## EXERCISE DESCRIPTION
Your task is to locate every line holding the string "Diagram" and to copy each of them.

## INPUT MATERIAL
------
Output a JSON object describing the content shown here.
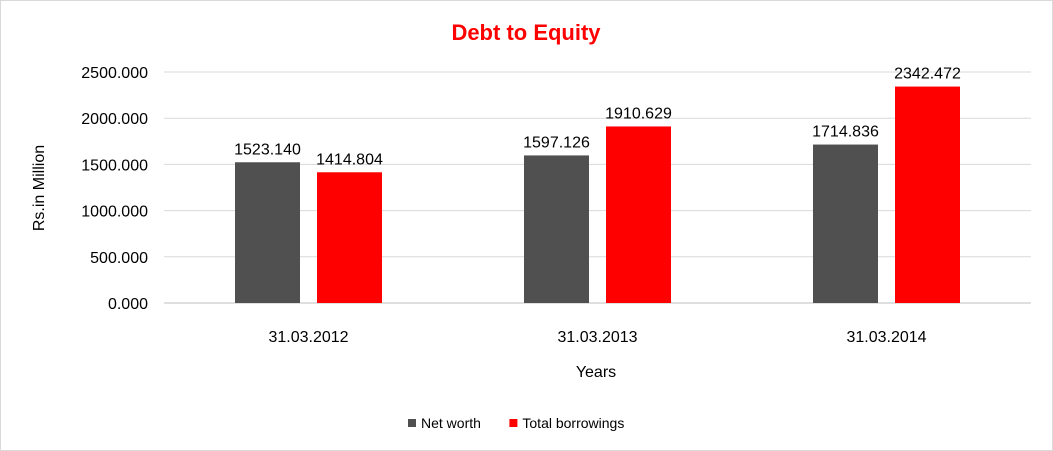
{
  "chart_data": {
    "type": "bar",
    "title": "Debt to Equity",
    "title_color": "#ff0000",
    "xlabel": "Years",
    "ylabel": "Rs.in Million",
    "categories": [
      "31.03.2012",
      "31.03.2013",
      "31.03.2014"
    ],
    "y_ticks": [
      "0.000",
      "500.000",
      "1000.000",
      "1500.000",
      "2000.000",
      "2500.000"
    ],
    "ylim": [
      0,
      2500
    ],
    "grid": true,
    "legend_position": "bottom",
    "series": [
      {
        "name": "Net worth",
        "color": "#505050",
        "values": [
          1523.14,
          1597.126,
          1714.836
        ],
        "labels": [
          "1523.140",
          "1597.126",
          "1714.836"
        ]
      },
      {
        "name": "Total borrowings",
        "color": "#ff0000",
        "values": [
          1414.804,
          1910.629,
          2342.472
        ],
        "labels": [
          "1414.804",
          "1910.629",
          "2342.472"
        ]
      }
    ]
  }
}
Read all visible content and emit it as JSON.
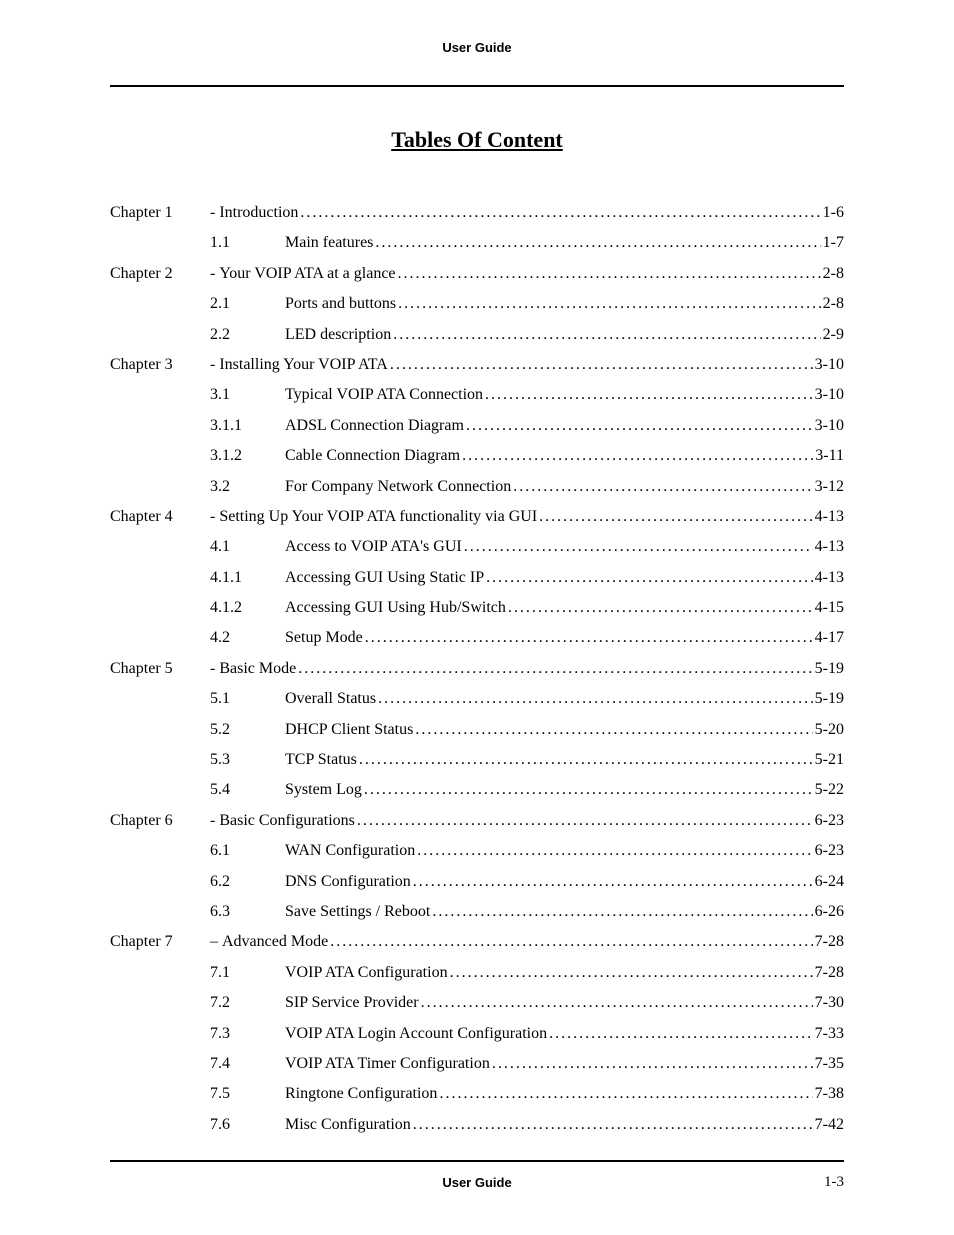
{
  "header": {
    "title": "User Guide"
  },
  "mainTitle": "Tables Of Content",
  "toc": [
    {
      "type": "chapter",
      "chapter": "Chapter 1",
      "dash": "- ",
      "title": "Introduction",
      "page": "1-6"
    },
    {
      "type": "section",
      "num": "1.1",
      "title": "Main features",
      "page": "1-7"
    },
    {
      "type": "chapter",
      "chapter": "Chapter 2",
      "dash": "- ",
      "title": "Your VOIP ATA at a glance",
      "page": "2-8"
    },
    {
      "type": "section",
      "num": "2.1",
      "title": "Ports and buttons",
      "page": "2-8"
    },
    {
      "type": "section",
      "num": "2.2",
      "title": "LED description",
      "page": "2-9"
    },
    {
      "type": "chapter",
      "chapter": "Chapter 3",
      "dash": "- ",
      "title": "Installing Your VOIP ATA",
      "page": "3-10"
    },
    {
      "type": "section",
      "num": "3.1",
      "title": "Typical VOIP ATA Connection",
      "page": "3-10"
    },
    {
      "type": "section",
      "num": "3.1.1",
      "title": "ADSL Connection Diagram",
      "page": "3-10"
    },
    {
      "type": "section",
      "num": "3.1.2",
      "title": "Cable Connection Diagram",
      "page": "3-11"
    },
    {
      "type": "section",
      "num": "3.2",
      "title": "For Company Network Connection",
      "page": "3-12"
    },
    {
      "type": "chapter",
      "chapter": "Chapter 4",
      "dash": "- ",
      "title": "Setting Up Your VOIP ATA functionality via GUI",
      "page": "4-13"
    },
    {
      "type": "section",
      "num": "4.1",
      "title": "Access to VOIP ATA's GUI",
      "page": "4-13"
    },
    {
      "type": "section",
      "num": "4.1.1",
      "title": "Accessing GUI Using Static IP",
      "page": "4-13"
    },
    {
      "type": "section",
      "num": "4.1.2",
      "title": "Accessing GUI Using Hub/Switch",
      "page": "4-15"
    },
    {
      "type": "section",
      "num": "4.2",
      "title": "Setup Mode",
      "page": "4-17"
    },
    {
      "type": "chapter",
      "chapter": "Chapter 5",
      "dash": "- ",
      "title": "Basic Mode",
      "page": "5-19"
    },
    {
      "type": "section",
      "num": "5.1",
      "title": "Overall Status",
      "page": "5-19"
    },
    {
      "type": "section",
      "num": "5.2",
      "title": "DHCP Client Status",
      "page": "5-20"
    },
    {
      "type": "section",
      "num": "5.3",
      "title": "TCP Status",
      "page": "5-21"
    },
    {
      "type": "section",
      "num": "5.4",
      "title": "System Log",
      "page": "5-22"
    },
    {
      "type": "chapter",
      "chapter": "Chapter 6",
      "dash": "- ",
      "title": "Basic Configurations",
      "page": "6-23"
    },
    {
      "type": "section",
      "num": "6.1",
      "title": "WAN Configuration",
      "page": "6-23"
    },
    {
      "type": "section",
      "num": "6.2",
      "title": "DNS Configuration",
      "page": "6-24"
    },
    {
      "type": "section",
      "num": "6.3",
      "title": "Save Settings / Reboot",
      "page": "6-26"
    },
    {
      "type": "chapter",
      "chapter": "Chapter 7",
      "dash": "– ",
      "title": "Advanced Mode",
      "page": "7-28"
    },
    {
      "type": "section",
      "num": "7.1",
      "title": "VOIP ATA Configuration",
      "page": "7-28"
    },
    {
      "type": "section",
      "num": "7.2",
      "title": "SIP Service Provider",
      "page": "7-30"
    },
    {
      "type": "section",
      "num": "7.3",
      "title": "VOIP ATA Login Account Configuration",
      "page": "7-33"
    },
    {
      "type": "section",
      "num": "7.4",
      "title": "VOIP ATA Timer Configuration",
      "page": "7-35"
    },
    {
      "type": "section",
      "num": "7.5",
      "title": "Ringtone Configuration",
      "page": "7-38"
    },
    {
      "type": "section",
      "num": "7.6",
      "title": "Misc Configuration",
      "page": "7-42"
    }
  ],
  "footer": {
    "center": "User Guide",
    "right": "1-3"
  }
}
------
## COMPLETE RESPONSE
      "title": "ADSL Connection Diagram",
      "title": "Cable Connection Diagram",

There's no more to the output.